> **TASK OBJECTIVE**:
Would you retype all of these records exactly?
** START OF RECORDS TO USE **
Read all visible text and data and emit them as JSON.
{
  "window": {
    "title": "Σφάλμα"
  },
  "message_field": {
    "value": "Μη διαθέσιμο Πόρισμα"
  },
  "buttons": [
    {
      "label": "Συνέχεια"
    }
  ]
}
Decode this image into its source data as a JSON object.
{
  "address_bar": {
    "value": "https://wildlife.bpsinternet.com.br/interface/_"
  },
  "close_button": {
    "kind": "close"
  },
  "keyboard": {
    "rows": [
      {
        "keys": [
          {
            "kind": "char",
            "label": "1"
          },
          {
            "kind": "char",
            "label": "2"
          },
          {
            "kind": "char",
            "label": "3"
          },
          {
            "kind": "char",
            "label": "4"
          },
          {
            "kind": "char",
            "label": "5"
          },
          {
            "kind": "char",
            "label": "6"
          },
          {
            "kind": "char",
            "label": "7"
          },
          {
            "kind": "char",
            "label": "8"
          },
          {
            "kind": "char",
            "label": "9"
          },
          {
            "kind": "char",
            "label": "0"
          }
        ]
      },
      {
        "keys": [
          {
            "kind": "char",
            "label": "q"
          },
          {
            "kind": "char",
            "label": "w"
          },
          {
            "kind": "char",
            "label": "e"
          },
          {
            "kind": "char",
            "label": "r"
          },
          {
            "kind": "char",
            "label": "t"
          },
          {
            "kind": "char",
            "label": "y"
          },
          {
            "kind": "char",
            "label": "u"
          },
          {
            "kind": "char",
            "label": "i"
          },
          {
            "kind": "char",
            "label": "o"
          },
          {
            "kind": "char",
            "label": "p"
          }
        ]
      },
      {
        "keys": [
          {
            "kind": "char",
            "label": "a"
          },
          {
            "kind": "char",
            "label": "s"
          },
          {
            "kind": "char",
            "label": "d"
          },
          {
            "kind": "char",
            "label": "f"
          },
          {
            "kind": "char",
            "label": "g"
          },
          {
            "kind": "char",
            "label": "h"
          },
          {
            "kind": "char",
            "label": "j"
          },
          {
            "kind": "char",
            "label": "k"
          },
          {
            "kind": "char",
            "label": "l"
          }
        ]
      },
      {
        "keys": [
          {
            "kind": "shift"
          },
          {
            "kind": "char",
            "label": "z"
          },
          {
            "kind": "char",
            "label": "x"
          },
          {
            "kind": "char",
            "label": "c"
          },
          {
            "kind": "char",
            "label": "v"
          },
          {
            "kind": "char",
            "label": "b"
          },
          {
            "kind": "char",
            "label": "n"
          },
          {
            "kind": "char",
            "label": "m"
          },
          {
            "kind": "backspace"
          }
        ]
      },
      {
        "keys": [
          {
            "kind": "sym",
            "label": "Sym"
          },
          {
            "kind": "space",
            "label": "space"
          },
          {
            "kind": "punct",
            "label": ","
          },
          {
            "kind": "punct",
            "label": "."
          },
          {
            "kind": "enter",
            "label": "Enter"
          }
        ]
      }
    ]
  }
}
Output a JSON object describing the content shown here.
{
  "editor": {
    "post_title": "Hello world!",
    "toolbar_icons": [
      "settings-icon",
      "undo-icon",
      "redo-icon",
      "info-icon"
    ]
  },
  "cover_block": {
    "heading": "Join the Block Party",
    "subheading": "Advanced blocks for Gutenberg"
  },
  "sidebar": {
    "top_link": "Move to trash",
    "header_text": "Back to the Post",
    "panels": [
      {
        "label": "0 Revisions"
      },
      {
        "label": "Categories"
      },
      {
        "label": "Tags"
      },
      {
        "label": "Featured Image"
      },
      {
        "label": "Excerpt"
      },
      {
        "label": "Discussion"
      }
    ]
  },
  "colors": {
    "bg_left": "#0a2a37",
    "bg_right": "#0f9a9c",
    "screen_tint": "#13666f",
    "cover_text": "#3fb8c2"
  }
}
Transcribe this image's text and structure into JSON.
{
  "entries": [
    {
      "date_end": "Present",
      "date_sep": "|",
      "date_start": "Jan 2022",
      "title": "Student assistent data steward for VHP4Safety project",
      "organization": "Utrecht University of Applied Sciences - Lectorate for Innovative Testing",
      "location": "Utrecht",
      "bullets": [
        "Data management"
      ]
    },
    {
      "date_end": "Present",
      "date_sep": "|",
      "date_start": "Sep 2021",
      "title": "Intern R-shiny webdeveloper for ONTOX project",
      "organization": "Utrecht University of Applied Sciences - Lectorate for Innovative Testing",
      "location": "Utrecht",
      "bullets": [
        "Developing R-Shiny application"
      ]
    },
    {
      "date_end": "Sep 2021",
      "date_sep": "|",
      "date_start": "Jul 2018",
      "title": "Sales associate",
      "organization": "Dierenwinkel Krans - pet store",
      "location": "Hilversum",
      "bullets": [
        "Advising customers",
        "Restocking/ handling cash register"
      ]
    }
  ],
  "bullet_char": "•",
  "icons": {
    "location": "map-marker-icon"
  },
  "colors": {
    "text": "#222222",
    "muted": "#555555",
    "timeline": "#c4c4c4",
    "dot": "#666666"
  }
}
** END OF RECORDS TO USE **
> **RESULT OF THE EXERCISE**:
Read all visible text and data and emit them as JSON.
{
  "window": {
    "title": "Σφάλμα"
  },
  "message_field": {
    "value": "Μη διαθέσιμο Πόρισμα"
  },
  "buttons": [
    {
      "label": "Συνέχεια"
    }
  ]
}
Decode this image into its source data as a JSON object.
{
  "address_bar": {
    "value": "https://wildlife.bpsinternet.com.br/interface/_"
  },
  "close_button": {
    "kind": "close"
  },
  "keyboard": {
    "rows": [
      {
        "keys": [
          {
            "kind": "char",
            "label": "1"
          },
          {
            "kind": "char",
            "label": "2"
          },
          {
            "kind": "char",
            "label": "3"
          },
          {
            "kind": "char",
            "label": "4"
          },
          {
            "kind": "char",
            "label": "5"
          },
          {
            "kind": "char",
            "label": "6"
          },
          {
            "kind": "char",
            "label": "7"
          },
          {
            "kind": "char",
            "label": "8"
          },
          {
            "kind": "char",
            "label": "9"
          },
          {
            "kind": "char",
            "label": "0"
          }
        ]
      },
      {
        "keys": [
          {
            "kind": "char",
            "label": "q"
          },
          {
            "kind": "char",
            "label": "w"
          },
          {
            "kind": "char",
            "label": "e"
          },
          {
            "kind": "char",
            "label": "r"
          },
          {
            "kind": "char",
            "label": "t"
          },
          {
            "kind": "char",
            "label": "y"
          },
          {
            "kind": "char",
            "label": "u"
          },
          {
            "kind": "char",
            "label": "i"
          },
          {
            "kind": "char",
            "label": "o"
          },
          {
            "kind": "char",
            "label": "p"
          }
        ]
      },
      {
        "keys": [
          {
            "kind": "char",
            "label": "a"
          },
          {
            "kind": "char",
            "label": "s"
          },
          {
            "kind": "char",
            "label": "d"
          },
          {
            "kind": "char",
            "label": "f"
          },
          {
            "kind": "char",
            "label": "g"
          },
          {
            "kind": "char",
            "label": "h"
          },
          {
            "kind": "char",
            "label": "j"
          },
          {
            "kind": "char",
            "label": "k"
          },
          {
            "kind": "char",
            "label": "l"
          }
        ]
      },
      {
        "keys": [
          {
            "kind": "shift"
          },
          {
            "kind": "char",
            "label": "z"
          },
          {
            "kind": "char",
            "label": "x"
          },
          {
            "kind": "char",
            "label": "c"
          },
          {
            "kind": "char",
            "label": "v"
          },
          {
            "kind": "char",
            "label": "b"
          },
          {
            "kind": "char",
            "label": "n"
          },
          {
            "kind": "char",
            "label": "m"
          },
          {
            "kind": "backspace"
          }
        ]
      },
      {
        "keys": [
          {
            "kind": "sym",
            "label": "Sym"
          },
          {
            "kind": "space",
            "label": "space"
          },
          {
            "kind": "punct",
            "label": ","
          },
          {
            "kind": "punct",
            "label": "."
          },
          {
            "kind": "enter",
            "label": "Enter"
          }
        ]
      }
    ]
  }
}
Output a JSON object describing the content shown here.
{
  "editor": {
    "post_title": "Hello world!",
    "toolbar_icons": [
      "settings-icon",
      "undo-icon",
      "redo-icon",
      "info-icon"
    ]
  },
  "cover_block": {
    "heading": "Join the Block Party",
    "subheading": "Advanced blocks for Gutenberg"
  },
  "sidebar": {
    "top_link": "Move to trash",
    "header_text": "Back to the Post",
    "panels": [
      {
        "label": "0 Revisions"
      },
      {
        "label": "Categories"
      },
      {
        "label": "Tags"
      },
      {
        "label": "Featured Image"
      },
      {
        "label": "Excerpt"
      },
      {
        "label": "Discussion"
      }
    ]
  },
  "colors": {
    "bg_left": "#0a2a37",
    "bg_right": "#0f9a9c",
    "screen_tint": "#13666f",
    "cover_text": "#3fb8c2"
  }
}
Transcribe this image's text and structure into JSON.
{
  "entries": [
    {
      "date_end": "Present",
      "date_sep": "|",
      "date_start": "Jan 2022",
      "title": "Student assistent data steward for VHP4Safety project",
      "organization": "Utrecht University of Applied Sciences - Lectorate for Innovative Testing",
      "location": "Utrecht",
      "bullets": [
        "Data management"
      ]
    },
    {
      "date_end": "Present",
      "date_sep": "|",
      "date_start": "Sep 2021",
      "title": "Intern R-shiny webdeveloper for ONTOX project",
      "organization": "Utrecht University of Applied Sciences - Lectorate for Innovative Testing",
      "location": "Utrecht",
      "bullets": [
        "Developing R-Shiny application"
      ]
    },
    {
      "date_end": "Sep 2021",
      "date_sep": "|",
      "date_start": "Jul 2018",
      "title": "Sales associate",
      "organization": "Dierenwinkel Krans - pet store",
      "location": "Hilversum",
      "bullets": [
        "Advising customers",
        "Restocking/ handling cash register"
      ]
    }
  ],
  "bullet_char": "•",
  "icons": {
    "location": "map-marker-icon"
  },
  "colors": {
    "text": "#222222",
    "muted": "#555555",
    "timeline": "#c4c4c4",
    "dot": "#666666"
  }
}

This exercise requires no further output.